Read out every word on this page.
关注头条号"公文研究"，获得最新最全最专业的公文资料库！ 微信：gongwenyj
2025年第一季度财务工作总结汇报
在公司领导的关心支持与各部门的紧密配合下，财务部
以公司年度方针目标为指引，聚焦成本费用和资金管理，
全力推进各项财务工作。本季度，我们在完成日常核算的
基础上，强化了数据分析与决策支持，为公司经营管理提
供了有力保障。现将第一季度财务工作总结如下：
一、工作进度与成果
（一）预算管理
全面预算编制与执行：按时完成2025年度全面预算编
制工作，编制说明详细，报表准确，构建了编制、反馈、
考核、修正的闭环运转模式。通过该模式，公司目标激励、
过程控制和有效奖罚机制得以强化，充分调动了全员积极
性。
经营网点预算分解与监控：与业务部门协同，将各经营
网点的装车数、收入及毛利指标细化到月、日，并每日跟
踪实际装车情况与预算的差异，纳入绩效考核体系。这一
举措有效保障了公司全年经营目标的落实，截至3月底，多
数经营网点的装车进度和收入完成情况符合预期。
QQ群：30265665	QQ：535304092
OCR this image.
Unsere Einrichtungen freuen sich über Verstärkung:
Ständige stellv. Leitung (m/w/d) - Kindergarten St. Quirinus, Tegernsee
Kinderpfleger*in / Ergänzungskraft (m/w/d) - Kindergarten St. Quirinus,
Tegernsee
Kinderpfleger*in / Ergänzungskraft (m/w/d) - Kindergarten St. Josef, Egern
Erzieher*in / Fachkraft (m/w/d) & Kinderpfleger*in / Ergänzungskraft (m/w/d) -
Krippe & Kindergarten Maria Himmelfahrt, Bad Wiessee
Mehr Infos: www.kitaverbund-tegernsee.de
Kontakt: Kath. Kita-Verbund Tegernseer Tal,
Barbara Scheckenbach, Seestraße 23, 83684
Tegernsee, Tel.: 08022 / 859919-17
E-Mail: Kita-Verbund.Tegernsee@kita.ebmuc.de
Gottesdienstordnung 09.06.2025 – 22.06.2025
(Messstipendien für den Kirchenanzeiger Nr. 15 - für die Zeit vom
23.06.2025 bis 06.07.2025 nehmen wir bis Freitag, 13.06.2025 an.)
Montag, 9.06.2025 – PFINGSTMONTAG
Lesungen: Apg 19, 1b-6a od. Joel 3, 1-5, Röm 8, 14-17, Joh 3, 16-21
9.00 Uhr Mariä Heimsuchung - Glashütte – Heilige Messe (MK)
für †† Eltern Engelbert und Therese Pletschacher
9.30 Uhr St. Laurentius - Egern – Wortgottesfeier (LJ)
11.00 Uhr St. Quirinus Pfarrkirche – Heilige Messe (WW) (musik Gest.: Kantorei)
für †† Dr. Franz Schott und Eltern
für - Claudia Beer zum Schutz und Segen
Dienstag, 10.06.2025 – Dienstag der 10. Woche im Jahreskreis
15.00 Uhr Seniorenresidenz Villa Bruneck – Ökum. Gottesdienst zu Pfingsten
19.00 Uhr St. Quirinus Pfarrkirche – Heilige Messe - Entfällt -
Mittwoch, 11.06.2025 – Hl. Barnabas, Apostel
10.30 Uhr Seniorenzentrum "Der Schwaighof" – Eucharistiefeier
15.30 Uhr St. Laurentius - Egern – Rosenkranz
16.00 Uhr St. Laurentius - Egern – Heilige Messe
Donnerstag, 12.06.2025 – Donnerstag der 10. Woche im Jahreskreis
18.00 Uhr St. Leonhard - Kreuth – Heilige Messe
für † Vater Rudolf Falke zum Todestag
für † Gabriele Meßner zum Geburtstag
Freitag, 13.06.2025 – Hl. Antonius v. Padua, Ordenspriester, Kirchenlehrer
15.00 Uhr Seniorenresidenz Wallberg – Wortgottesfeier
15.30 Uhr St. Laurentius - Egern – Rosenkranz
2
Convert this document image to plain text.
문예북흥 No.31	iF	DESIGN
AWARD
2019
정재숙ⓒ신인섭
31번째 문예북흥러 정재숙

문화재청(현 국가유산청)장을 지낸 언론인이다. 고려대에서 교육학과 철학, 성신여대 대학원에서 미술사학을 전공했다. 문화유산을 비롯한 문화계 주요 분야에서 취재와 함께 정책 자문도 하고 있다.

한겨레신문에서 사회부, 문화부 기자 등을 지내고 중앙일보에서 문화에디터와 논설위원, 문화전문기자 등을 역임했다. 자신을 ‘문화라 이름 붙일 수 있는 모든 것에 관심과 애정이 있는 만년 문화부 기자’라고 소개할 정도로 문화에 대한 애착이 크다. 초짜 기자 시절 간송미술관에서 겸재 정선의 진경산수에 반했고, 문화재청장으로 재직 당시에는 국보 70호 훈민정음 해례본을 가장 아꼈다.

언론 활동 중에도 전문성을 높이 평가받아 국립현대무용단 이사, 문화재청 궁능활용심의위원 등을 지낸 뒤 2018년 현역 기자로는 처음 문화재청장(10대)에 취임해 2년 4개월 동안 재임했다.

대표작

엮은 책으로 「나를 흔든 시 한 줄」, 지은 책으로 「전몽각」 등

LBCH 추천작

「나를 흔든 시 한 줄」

━━━━━━━━━━

**Your goal:** Find all lines holding the string "Wortgottesfeier" and copy them.

**Correct response:**
9.30 Uhr St. Laurentius - Egern – Wortgottesfeier (LJ)
15.00 Uhr Seniorenresidenz Wallberg – Wortgottesfeier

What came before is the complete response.